WHAT THIS TASK INVOLVES: Extract all lines containing "dalam".

[Dataset records]
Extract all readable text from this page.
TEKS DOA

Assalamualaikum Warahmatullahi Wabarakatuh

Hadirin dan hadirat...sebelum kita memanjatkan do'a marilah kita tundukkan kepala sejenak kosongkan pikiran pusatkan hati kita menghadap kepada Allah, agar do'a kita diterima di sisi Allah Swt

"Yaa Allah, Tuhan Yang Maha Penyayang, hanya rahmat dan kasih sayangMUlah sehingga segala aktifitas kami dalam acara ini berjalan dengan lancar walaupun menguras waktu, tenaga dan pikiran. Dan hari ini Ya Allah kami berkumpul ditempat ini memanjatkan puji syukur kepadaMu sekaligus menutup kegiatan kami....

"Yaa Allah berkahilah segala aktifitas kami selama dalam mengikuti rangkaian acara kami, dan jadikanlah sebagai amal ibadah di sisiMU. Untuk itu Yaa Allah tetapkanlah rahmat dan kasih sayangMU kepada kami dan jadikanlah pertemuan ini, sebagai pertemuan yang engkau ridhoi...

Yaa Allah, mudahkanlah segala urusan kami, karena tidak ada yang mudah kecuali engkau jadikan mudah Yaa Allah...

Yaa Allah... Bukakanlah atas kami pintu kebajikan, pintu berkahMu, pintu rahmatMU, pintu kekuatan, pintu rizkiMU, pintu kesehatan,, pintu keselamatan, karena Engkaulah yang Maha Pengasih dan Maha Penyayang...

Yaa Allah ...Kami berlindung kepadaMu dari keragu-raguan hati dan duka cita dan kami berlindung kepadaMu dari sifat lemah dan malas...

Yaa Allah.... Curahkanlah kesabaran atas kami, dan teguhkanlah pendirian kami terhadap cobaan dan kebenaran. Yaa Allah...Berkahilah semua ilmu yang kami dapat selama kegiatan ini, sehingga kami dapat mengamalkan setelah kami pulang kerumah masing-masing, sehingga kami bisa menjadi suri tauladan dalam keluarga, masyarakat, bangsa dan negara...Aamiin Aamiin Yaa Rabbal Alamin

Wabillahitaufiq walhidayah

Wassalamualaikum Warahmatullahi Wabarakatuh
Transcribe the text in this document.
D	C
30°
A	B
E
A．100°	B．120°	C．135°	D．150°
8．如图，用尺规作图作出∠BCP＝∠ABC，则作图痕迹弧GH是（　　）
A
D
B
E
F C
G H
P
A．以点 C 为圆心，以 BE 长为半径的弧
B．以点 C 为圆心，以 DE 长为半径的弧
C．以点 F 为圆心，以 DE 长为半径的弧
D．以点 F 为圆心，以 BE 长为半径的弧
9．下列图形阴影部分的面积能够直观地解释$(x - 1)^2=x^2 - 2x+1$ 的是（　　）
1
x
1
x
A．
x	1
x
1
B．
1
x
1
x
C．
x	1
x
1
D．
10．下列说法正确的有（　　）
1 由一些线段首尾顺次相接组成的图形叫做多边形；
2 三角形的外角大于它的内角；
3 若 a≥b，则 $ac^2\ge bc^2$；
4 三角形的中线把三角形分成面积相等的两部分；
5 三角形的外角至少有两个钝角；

...

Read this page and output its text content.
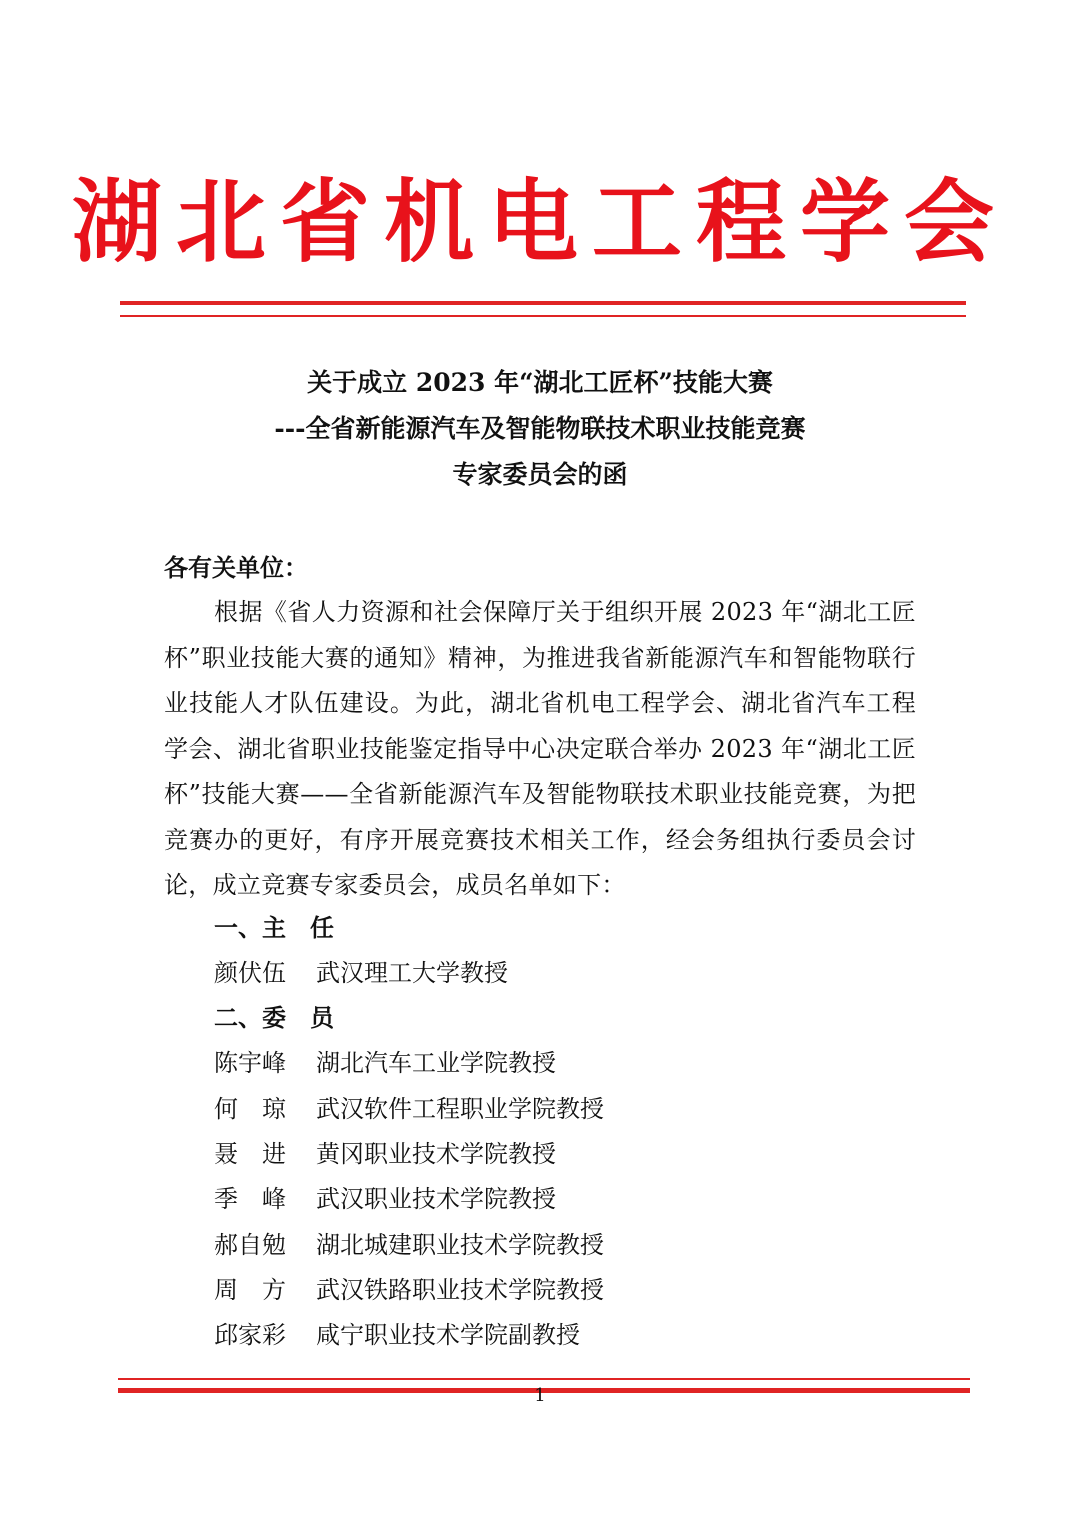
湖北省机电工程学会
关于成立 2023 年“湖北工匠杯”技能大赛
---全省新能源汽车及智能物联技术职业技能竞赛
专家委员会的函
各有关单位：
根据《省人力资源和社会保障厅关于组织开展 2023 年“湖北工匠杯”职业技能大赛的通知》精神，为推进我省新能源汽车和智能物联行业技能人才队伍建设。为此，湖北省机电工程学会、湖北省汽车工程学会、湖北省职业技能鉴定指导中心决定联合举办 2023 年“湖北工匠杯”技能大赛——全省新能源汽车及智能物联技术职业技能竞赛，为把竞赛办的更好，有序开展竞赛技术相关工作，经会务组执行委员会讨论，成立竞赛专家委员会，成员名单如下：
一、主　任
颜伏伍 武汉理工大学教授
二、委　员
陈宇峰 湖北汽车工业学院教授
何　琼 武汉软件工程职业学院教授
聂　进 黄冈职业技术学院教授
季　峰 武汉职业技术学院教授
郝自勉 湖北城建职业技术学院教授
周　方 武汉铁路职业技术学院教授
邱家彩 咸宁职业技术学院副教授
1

==

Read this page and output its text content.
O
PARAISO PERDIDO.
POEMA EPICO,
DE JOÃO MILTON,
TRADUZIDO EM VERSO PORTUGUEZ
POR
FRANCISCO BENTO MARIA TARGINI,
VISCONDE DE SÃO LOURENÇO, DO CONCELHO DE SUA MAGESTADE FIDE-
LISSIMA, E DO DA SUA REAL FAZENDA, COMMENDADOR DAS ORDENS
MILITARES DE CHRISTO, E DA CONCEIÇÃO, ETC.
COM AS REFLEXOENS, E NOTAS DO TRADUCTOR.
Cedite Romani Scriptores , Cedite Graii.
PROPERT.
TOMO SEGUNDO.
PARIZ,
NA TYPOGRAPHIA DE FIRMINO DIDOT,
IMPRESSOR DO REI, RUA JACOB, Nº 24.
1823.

OUTPUT:
"Yaa Allah, Tuhan Yang Maha Penyayang, hanya rahmat dan kasih sayangMUlah sehingga segala aktifitas kami dalam acara ini berjalan dengan lancar walaupun menguras waktu, tenaga dan pikiran. Dan hari ini Ya Allah kami berkumpul ditempat ini memanjatkan puji syukur kepadaMu sekaligus menutup kegiatan kami....
"Yaa Allah berkahilah segala aktifitas kami selama dalam mengikuti rangkaian acara kami, dan jadikanlah sebagai amal ibadah di sisiMU. Untuk itu Yaa Allah tetapkanlah rahmat dan kasih sayangMU kepada kami dan jadikanlah pertemuan ini, sebagai pertemuan yang engkau ridhoi...
Yaa Allah.... Curahkanlah kesabaran atas kami, dan teguhkanlah pendirian kami terhadap cobaan dan kebenaran. Yaa Allah...Berkahilah semua ilmu yang kami dapat selama kegiatan ini, sehingga kami dapat mengamalkan setelah kami pulang kerumah masing-masing, sehingga kami bisa menjadi suri tauladan dalam keluarga, masyarakat, bangsa dan negara...Aamiin Aamiin Yaa Rabbal Alamin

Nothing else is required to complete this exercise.